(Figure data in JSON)

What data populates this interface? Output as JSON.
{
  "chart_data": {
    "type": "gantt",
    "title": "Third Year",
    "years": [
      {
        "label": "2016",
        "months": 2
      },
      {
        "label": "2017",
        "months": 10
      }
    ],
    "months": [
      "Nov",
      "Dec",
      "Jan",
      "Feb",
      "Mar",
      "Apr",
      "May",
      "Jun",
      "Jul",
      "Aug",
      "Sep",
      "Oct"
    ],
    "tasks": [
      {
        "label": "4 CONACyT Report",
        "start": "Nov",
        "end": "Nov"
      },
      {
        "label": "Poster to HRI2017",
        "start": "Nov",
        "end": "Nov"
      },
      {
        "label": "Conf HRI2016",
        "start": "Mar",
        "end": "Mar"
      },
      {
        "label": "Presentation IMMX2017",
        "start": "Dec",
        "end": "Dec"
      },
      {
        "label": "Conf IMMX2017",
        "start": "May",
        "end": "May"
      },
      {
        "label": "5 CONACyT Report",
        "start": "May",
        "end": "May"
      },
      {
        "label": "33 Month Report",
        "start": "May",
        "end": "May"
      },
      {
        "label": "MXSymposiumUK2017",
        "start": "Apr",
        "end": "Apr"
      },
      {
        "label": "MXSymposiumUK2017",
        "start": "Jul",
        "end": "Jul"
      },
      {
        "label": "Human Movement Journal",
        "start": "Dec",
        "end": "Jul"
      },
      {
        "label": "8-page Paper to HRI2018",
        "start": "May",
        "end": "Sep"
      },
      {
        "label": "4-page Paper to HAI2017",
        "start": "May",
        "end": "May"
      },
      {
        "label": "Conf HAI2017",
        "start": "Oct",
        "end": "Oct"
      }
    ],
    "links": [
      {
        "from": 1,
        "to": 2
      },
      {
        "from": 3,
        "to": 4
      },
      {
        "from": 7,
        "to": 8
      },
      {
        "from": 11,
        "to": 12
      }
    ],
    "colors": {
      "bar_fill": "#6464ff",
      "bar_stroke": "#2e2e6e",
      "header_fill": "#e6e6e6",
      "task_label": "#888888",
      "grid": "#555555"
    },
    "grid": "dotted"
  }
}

▶ **The task**: Copy each line of the listing that holds the word "Report".

▶ **Reply**:
        "label": "4 CONACyT Report",
        "label": "5 CONACyT Report",
        "label": "33 Month Report",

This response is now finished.